__DOCUMENT EXCERPT__.
====

The learning behavior instances for DDD, EEE, and FFF are divided into two parts according to the final labels: dropout and non-dropout, and the distribution of relevant learning behavior instances are shown in Table 3, it can be seen that EEE has the largest proportion of dropout compared to non-dropout. Based on the analysis results of STEM_DP, we summarize the tested problems of STEM learning behavior shown in Fig. 1.

Table 3 Statistical results of dropouts and non-dropouts.

P1: Whether Demographic Information affects the dropout trends of STEM learning behavior.

Demographic Information of the learners described in Fig. 1 mainly involves five independent variables. Based on the data analysis results of STEM_DP, the dropouts of DDD, EEE, and FFF are investigated along the entire learning process from the 20-day to the end of the course assessment. Since Gender, Region, and Disability are non-quantitative values, coding is performed based on the distribution order of specific values. The results of the investigation are shown in Fig. 8. When defining Demographic Information as a latent variable, it did not produce a significant correlation with dropout. However, the variables have a significant impact on dropout. The results show that Age and IMD_band form a significantly negative correlation with dropout, the younger the learners, the higher the dropout rate, and the lower the IMD_band, the higher the likelihood of dropout. Meanwhile, Gender and Disability might have no impact on learning effectiveness, but there is a dropout group of learners in different regions.

====

Records from a collection:

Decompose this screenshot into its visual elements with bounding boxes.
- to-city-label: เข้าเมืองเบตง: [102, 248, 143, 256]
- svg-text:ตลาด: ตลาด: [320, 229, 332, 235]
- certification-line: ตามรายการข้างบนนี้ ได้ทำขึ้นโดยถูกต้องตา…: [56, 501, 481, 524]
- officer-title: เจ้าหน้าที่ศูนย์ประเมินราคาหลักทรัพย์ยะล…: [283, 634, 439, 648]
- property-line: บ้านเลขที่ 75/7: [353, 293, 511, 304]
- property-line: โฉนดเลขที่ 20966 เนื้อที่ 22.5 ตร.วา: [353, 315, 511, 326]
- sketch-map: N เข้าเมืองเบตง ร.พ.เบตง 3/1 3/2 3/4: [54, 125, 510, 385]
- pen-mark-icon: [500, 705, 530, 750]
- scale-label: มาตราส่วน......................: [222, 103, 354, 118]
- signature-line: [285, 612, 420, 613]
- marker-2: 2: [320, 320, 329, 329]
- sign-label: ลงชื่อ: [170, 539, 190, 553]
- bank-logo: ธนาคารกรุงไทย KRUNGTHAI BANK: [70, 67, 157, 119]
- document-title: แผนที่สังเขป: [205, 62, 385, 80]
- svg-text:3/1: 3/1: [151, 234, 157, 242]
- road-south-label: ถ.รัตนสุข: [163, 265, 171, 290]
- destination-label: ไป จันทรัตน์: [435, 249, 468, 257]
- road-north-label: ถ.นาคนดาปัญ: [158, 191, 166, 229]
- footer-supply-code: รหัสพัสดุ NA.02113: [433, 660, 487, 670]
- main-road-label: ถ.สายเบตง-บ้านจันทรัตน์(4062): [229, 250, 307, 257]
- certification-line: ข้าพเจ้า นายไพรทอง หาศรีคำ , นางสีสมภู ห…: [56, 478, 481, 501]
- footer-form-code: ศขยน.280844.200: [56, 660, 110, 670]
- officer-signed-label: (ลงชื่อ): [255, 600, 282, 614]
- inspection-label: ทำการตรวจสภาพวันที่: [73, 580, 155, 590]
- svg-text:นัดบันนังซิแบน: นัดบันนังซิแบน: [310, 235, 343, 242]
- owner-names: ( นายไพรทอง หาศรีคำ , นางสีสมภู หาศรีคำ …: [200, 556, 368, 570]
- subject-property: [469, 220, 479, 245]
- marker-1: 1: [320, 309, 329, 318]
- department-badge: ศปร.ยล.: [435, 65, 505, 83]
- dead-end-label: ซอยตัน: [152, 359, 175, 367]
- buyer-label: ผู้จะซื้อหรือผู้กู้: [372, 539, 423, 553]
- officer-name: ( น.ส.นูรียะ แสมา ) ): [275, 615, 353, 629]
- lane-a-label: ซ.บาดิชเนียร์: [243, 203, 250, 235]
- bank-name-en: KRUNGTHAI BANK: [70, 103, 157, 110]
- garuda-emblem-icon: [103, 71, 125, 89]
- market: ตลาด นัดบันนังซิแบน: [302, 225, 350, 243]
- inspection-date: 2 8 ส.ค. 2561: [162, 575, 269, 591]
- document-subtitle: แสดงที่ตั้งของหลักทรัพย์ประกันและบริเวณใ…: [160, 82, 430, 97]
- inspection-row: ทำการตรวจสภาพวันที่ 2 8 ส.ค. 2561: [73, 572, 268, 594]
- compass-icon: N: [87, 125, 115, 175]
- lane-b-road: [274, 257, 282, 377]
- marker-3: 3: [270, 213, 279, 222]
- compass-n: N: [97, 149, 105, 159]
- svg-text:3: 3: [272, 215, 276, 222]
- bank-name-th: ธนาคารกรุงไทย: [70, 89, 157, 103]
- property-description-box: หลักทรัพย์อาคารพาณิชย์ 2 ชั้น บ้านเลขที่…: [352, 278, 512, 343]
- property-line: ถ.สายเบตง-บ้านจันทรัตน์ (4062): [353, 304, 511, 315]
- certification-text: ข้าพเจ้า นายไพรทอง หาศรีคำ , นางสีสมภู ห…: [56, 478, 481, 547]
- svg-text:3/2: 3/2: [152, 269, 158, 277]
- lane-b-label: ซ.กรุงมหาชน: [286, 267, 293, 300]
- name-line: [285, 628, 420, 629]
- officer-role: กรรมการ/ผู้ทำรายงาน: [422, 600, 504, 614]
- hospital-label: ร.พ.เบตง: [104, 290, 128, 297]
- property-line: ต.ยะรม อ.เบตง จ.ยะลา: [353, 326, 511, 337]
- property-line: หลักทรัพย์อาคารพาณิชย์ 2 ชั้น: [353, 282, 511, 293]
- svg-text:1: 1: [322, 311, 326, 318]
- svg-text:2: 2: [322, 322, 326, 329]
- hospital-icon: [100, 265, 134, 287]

====

__WORK TO COMPLETE__.
In the text on STEM dropout, which two variables show a significantly negative correlation with dropout?

__FULL OUTPUT__.
Age and IMD_band.